(Data records)
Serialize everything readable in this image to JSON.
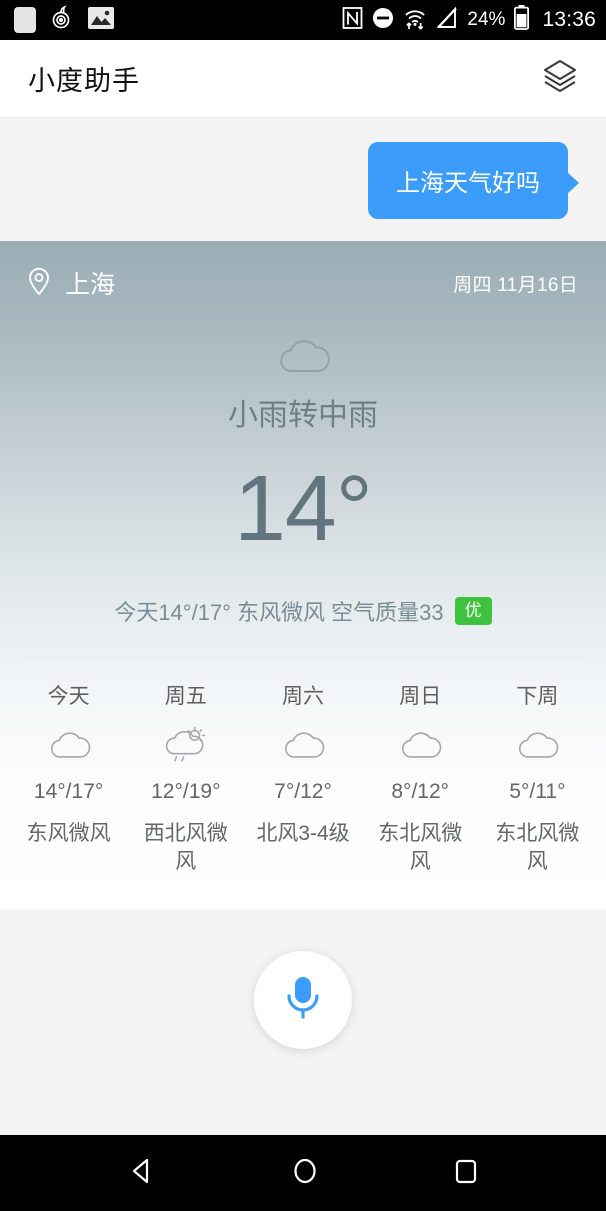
{
  "status_bar": {
    "left_icons": [
      "blank-notification-icon",
      "app-swirl-icon",
      "image-icon"
    ],
    "right_icons": [
      "nfc-icon",
      "do-not-disturb-icon",
      "wifi-icon",
      "no-sim-icon",
      "battery-icon"
    ],
    "battery_percent": "24%",
    "clock": "13:36"
  },
  "header": {
    "title": "小度助手",
    "right_icon": "layers-icon"
  },
  "chat": {
    "user_message": "上海天气好吗",
    "bubble_color": "#3c9cfa"
  },
  "weather": {
    "location_icon": "location-pin-icon",
    "city": "上海",
    "date": "周四 11月16日",
    "condition_icon": "cloud-icon",
    "condition": "小雨转中雨",
    "temperature": "14°",
    "summary": "今天14°/17° 东风微风 空气质量33",
    "aqi_badge": "优",
    "aqi_badge_color": "#3fc23f",
    "forecast": [
      {
        "day": "今天",
        "icon": "cloud-icon",
        "temp": "14°/17°",
        "wind": "东风微风"
      },
      {
        "day": "周五",
        "icon": "sun-cloud-rain-icon",
        "temp": "12°/19°",
        "wind": "西北风微风"
      },
      {
        "day": "周六",
        "icon": "cloud-icon",
        "temp": "7°/12°",
        "wind": "北风3-4级"
      },
      {
        "day": "周日",
        "icon": "cloud-icon",
        "temp": "8°/12°",
        "wind": "东北风微风"
      },
      {
        "day": "下周",
        "icon": "cloud-icon",
        "temp": "5°/11°",
        "wind": "东北风微风"
      }
    ]
  },
  "mic": {
    "icon": "microphone-icon",
    "color": "#3c9cfa"
  },
  "nav_bar": {
    "back": "back-triangle-icon",
    "home": "home-circle-icon",
    "recents": "recents-square-icon"
  }
}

→ **What is needed**
Search the entries for the word "image", then gather every line that has it.

→ **Exercise output**
Serialize everything readable in this image to JSON.
      "image-icon"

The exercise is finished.